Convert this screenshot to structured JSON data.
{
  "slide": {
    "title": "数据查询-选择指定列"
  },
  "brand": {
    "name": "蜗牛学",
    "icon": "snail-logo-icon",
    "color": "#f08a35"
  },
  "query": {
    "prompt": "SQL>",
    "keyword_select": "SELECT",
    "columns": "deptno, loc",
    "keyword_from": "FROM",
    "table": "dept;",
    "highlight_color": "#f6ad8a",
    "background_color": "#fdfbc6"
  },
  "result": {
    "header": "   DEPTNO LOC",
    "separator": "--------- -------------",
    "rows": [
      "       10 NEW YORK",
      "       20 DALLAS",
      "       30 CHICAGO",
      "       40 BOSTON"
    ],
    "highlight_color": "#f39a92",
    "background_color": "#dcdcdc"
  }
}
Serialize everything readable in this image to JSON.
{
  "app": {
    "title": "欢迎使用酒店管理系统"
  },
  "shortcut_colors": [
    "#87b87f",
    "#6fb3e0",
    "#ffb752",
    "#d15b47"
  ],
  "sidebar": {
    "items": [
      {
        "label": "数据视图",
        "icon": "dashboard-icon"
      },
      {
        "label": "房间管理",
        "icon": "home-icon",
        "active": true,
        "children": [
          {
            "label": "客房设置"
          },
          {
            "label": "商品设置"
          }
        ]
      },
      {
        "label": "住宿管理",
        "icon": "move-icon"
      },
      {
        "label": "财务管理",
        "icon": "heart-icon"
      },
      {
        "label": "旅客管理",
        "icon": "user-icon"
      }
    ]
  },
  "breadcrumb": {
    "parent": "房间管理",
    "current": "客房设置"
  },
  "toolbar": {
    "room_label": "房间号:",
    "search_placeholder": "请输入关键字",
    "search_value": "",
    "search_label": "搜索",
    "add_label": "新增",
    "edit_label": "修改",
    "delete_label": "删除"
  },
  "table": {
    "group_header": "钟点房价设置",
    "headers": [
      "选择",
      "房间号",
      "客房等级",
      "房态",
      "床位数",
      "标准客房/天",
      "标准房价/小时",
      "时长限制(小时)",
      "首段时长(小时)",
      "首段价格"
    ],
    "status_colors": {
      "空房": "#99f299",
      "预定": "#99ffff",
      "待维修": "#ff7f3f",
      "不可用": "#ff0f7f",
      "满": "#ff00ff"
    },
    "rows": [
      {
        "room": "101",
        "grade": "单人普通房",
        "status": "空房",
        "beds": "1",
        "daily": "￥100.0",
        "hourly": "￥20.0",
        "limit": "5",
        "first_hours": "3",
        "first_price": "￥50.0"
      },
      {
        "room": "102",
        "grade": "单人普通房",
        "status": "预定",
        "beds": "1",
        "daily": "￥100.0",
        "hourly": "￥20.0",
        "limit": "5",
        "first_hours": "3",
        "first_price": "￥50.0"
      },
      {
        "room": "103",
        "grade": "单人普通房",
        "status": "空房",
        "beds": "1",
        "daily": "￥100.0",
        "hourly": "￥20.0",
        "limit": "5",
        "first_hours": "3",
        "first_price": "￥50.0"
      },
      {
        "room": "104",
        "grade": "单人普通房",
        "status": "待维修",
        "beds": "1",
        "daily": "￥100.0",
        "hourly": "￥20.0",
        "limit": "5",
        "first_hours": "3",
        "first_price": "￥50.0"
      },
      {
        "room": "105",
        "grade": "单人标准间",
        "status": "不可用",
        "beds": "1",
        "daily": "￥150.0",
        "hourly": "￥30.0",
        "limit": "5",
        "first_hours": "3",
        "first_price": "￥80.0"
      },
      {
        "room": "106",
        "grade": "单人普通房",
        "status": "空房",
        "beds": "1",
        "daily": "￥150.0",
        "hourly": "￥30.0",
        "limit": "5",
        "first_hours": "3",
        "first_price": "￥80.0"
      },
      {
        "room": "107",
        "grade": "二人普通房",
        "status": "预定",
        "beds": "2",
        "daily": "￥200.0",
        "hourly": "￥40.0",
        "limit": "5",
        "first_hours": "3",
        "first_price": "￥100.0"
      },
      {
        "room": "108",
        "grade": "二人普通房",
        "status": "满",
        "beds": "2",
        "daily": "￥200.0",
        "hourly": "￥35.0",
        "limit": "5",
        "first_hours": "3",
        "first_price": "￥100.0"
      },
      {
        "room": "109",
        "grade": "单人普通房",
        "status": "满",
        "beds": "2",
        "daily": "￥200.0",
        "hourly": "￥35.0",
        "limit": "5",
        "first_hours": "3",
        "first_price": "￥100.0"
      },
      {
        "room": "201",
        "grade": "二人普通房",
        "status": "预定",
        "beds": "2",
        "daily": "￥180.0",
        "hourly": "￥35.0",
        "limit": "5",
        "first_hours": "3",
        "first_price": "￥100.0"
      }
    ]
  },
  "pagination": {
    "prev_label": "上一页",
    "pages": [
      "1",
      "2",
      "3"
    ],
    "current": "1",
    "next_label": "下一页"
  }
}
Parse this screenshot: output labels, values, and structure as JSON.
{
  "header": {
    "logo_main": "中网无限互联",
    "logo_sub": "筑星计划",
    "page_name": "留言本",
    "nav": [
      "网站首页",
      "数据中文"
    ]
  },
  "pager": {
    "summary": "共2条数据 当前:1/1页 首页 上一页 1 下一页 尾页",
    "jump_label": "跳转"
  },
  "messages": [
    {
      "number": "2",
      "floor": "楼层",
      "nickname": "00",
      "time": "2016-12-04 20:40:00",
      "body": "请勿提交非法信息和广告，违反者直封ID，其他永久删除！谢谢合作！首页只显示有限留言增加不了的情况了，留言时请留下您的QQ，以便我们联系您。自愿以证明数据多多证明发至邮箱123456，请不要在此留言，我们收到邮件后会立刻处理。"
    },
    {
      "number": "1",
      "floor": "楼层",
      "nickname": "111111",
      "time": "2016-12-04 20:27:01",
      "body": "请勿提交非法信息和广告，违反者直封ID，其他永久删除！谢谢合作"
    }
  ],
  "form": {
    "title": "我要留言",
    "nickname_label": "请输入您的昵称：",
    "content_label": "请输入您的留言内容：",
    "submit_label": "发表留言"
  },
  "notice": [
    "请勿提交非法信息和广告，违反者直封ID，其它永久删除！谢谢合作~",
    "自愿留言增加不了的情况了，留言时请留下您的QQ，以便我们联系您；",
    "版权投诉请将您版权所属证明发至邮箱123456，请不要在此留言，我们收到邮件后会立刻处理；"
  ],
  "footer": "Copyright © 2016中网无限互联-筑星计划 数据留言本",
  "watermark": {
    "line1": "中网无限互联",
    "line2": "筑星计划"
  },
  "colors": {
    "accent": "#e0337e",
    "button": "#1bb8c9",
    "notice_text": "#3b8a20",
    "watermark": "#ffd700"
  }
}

------------------------------------------------------------------------

- **REQUIRED TASK**: Go through the entries and repeat each one exactly.

- **TASK RESULT**:
Convert this screenshot to structured JSON data.
{
  "slide": {
    "title": "数据查询-选择指定列"
  },
  "brand": {
    "name": "蜗牛学",
    "icon": "snail-logo-icon",
    "color": "#f08a35"
  },
  "query": {
    "prompt": "SQL>",
    "keyword_select": "SELECT",
    "columns": "deptno, loc",
    "keyword_from": "FROM",
    "table": "dept;",
    "highlight_color": "#f6ad8a",
    "background_color": "#fdfbc6"
  },
  "result": {
    "header": "   DEPTNO LOC",
    "separator": "--------- -------------",
    "rows": [
      "       10 NEW YORK",
      "       20 DALLAS",
      "       30 CHICAGO",
      "       40 BOSTON"
    ],
    "highlight_color": "#f39a92",
    "background_color": "#dcdcdc"
  }
}
Serialize everything readable in this image to JSON.
{
  "app": {
    "title": "欢迎使用酒店管理系统"
  },
  "shortcut_colors": [
    "#87b87f",
    "#6fb3e0",
    "#ffb752",
    "#d15b47"
  ],
  "sidebar": {
    "items": [
      {
        "label": "数据视图",
        "icon": "dashboard-icon"
      },
      {
        "label": "房间管理",
        "icon": "home-icon",
        "active": true,
        "children": [
          {
            "label": "客房设置"
          },
          {
            "label": "商品设置"
          }
        ]
      },
      {
        "label": "住宿管理",
        "icon": "move-icon"
      },
      {
        "label": "财务管理",
        "icon": "heart-icon"
      },
      {
        "label": "旅客管理",
        "icon": "user-icon"
      }
    ]
  },
  "breadcrumb": {
    "parent": "房间管理",
    "current": "客房设置"
  },
  "toolbar": {
    "room_label": "房间号:",
    "search_placeholder": "请输入关键字",
    "search_value": "",
    "search_label": "搜索",
    "add_label": "新增",
    "edit_label": "修改",
    "delete_label": "删除"
  },
  "table": {
    "group_header": "钟点房价设置",
    "headers": [
      "选择",
      "房间号",
      "客房等级",
      "房态",
      "床位数",
      "标准客房/天",
      "标准房价/小时",
      "时长限制(小时)",
      "首段时长(小时)",
      "首段价格"
    ],
    "status_colors": {
      "空房": "#99f299",
      "预定": "#99ffff",
      "待维修": "#ff7f3f",
      "不可用": "#ff0f7f",
      "满": "#ff00ff"
    },
    "rows": [
      {
        "room": "101",
        "grade": "单人普通房",
        "status": "空房",
        "beds": "1",
        "daily": "￥100.0",
        "hourly": "￥20.0",
        "limit": "5",
        "first_hours": "3",
        "first_price": "￥50.0"
      },
      {
        "room": "102",
        "grade": "单人普通房",
        "status": "预定",
        "beds": "1",
        "daily": "￥100.0",
        "hourly": "￥20.0",
        "limit": "5",
        "first_hours": "3",
        "first_price": "￥50.0"
      },
      {
        "room": "103",
        "grade": "单人普通房",
        "status": "空房",
        "beds": "1",
        "daily": "￥100.0",
        "hourly": "￥20.0",
        "limit": "5",
        "first_hours": "3",
        "first_price": "￥50.0"
      },
      {
        "room": "104",
        "grade": "单人普通房",
        "status": "待维修",
        "beds": "1",
        "daily": "￥100.0",
        "hourly": "￥20.0",
        "limit": "5",
        "first_hours": "3",
        "first_price": "￥50.0"
      },
      {
        "room": "105",
        "grade": "单人标准间",
        "status": "不可用",
        "beds": "1",
        "daily": "￥150.0",
        "hourly": "￥30.0",
        "limit": "5",
        "first_hours": "3",
        "first_price": "￥80.0"
      },
      {
        "room": "106",
        "grade": "单人普通房",
        "status": "空房",
        "beds": "1",
        "daily": "￥150.0",
        "hourly": "￥30.0",
        "limit": "5",
        "first_hours": "3",
        "first_price": "￥80.0"
      },
      {
        "room": "107",
        "grade": "二人普通房",
        "status": "预定",
        "beds": "2",
        "daily": "￥200.0",
        "hourly": "￥40.0",
        "limit": "5",
        "first_hours": "3",
        "first_price": "￥100.0"
      },
      {
        "room": "108",
        "grade": "二人普通房",
        "status": "满",
        "beds": "2",
        "daily": "￥200.0",
        "hourly": "￥35.0",
        "limit": "5",
        "first_hours": "3",
        "first_price": "￥100.0"
      },
      {
        "room": "109",
        "grade": "单人普通房",
        "status": "满",
        "beds": "2",
        "daily": "￥200.0",
        "hourly": "￥35.0",
        "limit": "5",
        "first_hours": "3",
        "first_price": "￥100.0"
      },
      {
        "room": "201",
        "grade": "二人普通房",
        "status": "预定",
        "beds": "2",
        "daily": "￥180.0",
        "hourly": "￥35.0",
        "limit": "5",
        "first_hours": "3",
        "first_price": "￥100.0"
      }
    ]
  },
  "pagination": {
    "prev_label": "上一页",
    "pages": [
      "1",
      "2",
      "3"
    ],
    "current": "1",
    "next_label": "下一页"
  }
}
Parse this screenshot: output labels, values, and structure as JSON.
{
  "header": {
    "logo_main": "中网无限互联",
    "logo_sub": "筑星计划",
    "page_name": "留言本",
    "nav": [
      "网站首页",
      "数据中文"
    ]
  },
  "pager": {
    "summary": "共2条数据 当前:1/1页 首页 上一页 1 下一页 尾页",
    "jump_label": "跳转"
  },
  "messages": [
    {
      "number": "2",
      "floor": "楼层",
      "nickname": "00",
      "time": "2016-12-04 20:40:00",
      "body": "请勿提交非法信息和广告，违反者直封ID，其他永久删除！谢谢合作！首页只显示有限留言增加不了的情况了，留言时请留下您的QQ，以便我们联系您。自愿以证明数据多多证明发至邮箱123456，请不要在此留言，我们收到邮件后会立刻处理。"
    },
    {
      "number": "1",
      "floor": "楼层",
      "nickname": "111111",
      "time": "2016-12-04 20:27:01",
      "body": "请勿提交非法信息和广告，违反者直封ID，其他永久删除！谢谢合作"
    }
  ],
  "form": {
    "title": "我要留言",
    "nickname_label": "请输入您的昵称：",
    "content_label": "请输入您的留言内容：",
    "submit_label": "发表留言"
  },
  "notice": [
    "请勿提交非法信息和广告，违反者直封ID，其它永久删除！谢谢合作~",
    "自愿留言增加不了的情况了，留言时请留下您的QQ，以便我们联系您；",
    "版权投诉请将您版权所属证明发至邮箱123456，请不要在此留言，我们收到邮件后会立刻处理；"
  ],
  "footer": "Copyright © 2016中网无限互联-筑星计划 数据留言本",
  "watermark": {
    "line1": "中网无限互联",
    "line2": "筑星计划"
  },
  "colors": {
    "accent": "#e0337e",
    "button": "#1bb8c9",
    "notice_text": "#3b8a20",
    "watermark": "#ffd700"
  }
}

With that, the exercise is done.